TASK TO CARRY OUT
Using the listing below, extract each line that has the word "Avoid" in it.
-- Start --
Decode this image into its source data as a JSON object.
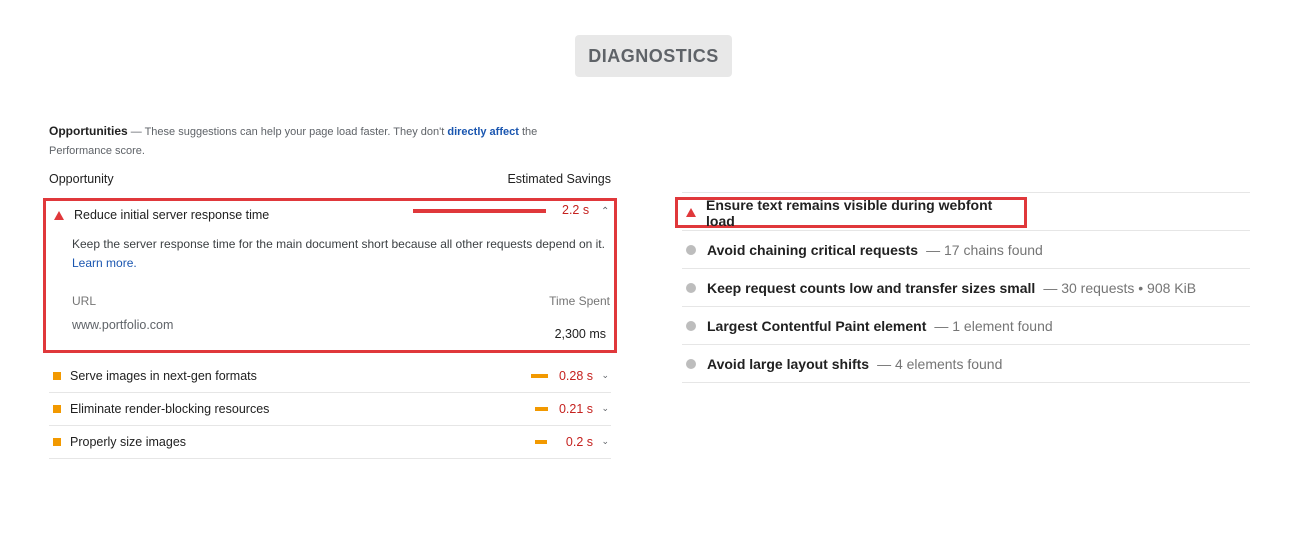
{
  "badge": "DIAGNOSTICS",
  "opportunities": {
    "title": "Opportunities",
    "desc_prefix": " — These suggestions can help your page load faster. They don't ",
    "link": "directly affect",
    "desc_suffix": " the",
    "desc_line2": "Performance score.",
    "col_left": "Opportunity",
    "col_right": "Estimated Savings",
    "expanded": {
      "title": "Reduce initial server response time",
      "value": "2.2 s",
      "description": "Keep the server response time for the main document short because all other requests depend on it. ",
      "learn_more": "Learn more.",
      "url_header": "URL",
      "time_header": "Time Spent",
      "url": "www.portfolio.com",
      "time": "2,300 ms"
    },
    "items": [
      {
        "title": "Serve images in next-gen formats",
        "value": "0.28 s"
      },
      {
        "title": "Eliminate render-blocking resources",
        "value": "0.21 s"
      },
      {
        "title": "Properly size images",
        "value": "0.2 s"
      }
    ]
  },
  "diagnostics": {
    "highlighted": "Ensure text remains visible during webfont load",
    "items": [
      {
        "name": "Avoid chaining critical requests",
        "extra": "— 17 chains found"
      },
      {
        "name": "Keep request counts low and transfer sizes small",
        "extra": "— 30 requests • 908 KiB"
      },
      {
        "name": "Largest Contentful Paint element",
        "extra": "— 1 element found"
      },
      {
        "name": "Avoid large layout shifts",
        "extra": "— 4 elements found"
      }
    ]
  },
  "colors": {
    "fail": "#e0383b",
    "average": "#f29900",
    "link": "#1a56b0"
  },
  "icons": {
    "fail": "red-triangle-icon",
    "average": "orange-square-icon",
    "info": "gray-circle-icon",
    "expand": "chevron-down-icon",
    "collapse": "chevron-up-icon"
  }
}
-- End --
-- Start --
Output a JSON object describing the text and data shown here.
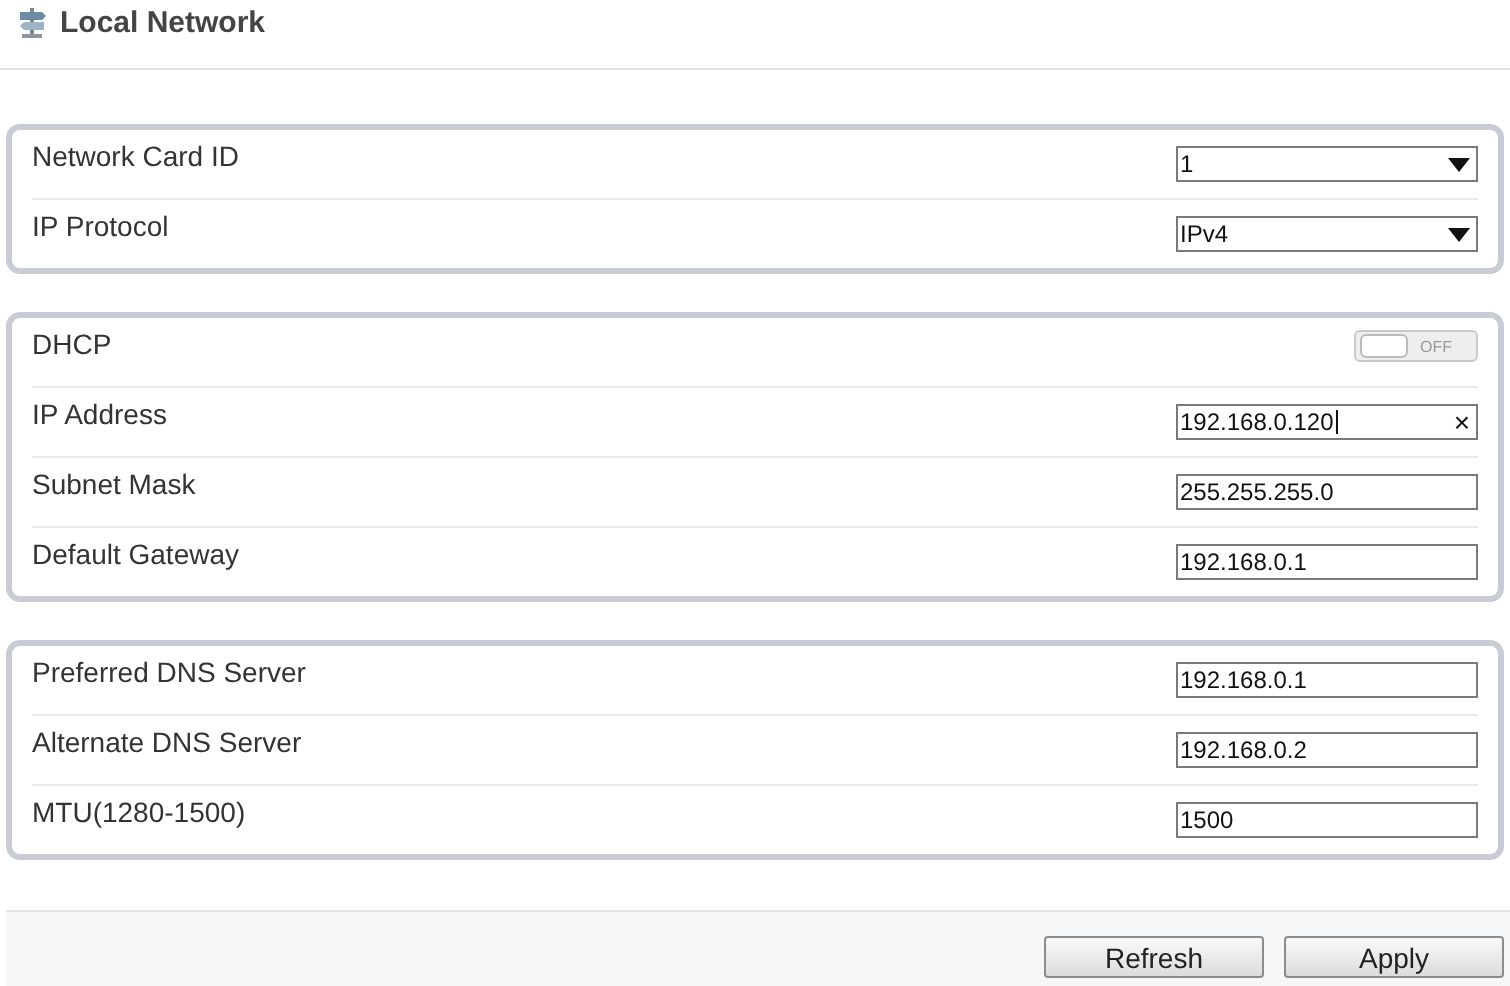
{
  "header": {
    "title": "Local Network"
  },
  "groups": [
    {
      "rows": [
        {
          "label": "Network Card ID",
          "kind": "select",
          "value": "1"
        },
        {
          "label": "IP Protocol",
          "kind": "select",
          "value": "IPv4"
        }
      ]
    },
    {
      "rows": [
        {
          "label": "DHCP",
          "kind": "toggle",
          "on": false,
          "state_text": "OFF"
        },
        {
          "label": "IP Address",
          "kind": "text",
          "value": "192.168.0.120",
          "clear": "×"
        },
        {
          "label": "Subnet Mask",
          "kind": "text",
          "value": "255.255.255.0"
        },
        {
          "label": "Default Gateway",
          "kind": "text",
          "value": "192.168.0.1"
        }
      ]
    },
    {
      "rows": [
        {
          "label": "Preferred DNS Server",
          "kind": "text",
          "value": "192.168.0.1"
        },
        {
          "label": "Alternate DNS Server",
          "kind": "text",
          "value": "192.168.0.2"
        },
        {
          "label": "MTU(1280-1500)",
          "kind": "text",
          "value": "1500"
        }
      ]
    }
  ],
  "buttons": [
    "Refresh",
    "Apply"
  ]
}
-- End --
-- Start --
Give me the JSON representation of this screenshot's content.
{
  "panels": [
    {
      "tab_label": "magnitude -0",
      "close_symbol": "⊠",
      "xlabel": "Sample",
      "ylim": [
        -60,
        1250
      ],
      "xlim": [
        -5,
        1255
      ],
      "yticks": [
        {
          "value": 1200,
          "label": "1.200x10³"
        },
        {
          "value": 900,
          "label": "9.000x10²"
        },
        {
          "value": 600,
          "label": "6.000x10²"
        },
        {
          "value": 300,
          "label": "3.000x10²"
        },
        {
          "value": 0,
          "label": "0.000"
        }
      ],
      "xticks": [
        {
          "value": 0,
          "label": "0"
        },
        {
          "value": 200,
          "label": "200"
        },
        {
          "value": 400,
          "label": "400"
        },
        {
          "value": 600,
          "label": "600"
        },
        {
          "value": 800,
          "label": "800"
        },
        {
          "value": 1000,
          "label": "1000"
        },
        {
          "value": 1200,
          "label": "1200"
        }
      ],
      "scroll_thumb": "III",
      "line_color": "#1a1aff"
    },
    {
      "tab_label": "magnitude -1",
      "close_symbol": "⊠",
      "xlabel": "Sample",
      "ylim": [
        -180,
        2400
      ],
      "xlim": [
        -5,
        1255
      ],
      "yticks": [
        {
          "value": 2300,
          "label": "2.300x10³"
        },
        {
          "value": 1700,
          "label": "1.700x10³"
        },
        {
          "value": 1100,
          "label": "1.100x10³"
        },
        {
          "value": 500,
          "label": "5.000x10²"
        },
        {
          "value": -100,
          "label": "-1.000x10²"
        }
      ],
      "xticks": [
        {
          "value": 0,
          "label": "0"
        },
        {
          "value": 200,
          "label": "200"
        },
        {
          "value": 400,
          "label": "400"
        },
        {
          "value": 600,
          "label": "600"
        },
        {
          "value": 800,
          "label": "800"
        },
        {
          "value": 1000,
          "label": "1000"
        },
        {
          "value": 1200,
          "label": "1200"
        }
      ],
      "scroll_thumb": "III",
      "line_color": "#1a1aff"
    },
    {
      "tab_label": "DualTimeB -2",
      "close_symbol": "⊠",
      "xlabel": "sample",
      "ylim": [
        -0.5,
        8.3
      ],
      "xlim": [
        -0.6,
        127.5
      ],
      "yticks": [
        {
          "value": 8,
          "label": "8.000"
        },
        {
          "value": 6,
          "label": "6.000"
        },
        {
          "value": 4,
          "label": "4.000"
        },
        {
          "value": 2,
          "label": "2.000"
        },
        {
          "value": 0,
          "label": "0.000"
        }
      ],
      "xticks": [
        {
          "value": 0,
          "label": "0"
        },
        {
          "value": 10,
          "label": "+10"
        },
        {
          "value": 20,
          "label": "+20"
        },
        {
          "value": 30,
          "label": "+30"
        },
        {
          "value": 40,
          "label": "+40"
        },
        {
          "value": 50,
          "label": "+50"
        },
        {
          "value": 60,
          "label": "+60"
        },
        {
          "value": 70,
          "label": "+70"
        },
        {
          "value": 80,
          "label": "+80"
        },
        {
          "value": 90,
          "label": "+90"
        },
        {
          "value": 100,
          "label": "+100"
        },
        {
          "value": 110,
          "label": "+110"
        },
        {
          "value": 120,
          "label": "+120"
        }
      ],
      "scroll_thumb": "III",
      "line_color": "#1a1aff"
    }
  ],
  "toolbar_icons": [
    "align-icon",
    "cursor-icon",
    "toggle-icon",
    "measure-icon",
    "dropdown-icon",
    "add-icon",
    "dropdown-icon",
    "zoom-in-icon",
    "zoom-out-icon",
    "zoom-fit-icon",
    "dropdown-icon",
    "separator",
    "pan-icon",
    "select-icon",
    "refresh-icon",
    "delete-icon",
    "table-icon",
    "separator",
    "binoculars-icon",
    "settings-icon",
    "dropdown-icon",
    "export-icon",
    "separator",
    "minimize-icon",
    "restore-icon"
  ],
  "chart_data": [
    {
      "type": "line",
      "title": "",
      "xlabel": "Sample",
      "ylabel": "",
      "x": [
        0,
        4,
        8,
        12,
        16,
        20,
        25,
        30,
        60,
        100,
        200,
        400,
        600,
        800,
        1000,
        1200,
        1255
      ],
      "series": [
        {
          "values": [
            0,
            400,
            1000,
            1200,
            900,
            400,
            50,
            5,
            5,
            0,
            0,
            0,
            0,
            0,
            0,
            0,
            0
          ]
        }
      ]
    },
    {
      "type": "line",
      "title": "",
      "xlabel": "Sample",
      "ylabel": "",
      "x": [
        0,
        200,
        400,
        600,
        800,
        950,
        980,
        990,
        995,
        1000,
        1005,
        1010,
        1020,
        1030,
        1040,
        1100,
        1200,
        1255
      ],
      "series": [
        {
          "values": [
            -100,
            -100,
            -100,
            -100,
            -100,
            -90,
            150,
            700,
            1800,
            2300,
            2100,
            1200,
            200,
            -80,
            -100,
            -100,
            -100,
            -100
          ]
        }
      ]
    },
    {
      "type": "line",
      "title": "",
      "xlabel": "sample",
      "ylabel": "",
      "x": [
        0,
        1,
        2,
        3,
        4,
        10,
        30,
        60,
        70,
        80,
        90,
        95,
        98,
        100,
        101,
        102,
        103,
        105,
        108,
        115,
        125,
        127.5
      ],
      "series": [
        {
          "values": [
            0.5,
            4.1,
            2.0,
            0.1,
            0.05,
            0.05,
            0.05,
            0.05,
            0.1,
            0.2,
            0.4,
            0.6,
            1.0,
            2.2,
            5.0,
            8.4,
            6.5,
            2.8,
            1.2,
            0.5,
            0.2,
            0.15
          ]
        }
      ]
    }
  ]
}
-- End --
ANSWER FOR THIS EXERCISE
        "name": "Avoid chaining critical requests",
        "name": "Avoid large layout shifts",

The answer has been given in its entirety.